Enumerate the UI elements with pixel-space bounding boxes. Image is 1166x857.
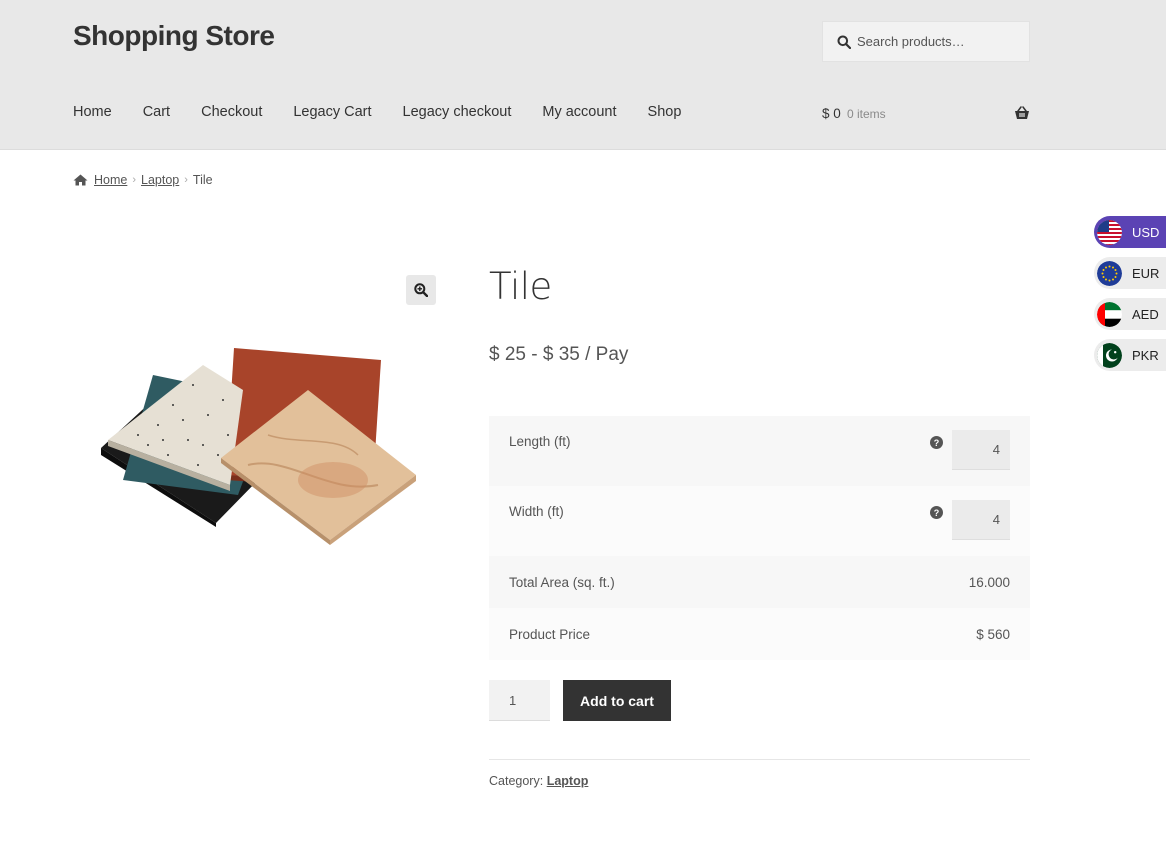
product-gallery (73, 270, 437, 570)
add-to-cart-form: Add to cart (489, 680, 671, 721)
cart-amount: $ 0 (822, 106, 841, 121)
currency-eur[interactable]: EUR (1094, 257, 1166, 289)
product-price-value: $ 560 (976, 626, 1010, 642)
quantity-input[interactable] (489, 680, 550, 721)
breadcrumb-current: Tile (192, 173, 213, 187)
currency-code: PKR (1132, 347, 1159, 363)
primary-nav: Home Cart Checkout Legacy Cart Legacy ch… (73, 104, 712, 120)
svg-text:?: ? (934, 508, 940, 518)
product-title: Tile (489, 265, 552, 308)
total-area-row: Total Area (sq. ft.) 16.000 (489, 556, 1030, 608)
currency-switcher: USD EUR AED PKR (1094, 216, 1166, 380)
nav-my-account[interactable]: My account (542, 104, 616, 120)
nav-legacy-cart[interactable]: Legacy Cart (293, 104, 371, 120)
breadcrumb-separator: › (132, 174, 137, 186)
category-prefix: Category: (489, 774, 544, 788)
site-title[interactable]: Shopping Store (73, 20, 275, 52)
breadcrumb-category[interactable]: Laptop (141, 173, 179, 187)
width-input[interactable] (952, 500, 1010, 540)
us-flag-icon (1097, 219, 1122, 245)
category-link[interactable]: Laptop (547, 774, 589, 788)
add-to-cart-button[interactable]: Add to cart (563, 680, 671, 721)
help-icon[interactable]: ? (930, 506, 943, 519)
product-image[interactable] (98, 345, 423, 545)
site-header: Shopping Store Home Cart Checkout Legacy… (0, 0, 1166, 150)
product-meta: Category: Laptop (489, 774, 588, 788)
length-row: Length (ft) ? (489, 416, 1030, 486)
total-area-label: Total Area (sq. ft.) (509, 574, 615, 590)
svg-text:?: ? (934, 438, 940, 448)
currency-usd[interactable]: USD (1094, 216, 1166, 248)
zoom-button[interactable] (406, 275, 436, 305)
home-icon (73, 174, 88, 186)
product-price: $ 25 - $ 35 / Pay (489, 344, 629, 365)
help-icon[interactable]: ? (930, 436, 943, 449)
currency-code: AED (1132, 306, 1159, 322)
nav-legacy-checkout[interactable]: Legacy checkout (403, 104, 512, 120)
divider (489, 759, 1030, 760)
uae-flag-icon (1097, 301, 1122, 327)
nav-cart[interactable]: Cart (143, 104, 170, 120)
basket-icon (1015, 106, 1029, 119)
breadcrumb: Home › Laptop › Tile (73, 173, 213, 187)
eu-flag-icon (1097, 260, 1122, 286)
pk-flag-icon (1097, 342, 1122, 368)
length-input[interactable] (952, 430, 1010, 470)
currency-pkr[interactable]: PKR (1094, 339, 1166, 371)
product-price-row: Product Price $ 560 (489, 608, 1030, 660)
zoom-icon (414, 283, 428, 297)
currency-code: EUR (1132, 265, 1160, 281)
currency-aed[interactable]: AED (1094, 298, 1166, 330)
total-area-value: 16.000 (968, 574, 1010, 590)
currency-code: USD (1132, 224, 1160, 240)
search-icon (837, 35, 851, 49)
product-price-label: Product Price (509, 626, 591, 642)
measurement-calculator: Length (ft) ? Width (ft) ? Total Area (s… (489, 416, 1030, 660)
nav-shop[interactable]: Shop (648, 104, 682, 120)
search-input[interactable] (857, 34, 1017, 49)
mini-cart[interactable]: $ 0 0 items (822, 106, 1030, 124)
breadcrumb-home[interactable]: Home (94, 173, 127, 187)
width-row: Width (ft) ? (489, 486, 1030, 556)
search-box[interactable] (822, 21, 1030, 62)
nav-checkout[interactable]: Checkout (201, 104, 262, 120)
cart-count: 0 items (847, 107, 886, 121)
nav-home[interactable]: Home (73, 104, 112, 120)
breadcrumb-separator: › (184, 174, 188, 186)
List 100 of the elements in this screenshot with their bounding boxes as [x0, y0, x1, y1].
──────
### What you should do
Which rows above contain the string "icon"? Copy each matching row in full, treating uppercase and lowercase as different.

### Written reply
us-flag-icon (1097, 219, 1122, 245)
help-icon[interactable]: ? (930, 506, 943, 519)
home-icon (73, 174, 88, 186)
help-icon[interactable]: ? (930, 436, 943, 449)
uae-flag-icon (1097, 301, 1122, 327)
basket-icon (1015, 106, 1029, 119)
eu-flag-icon (1097, 260, 1122, 286)
pk-flag-icon (1097, 342, 1122, 368)
zoom-icon (414, 283, 428, 297)
search-icon (837, 35, 851, 49)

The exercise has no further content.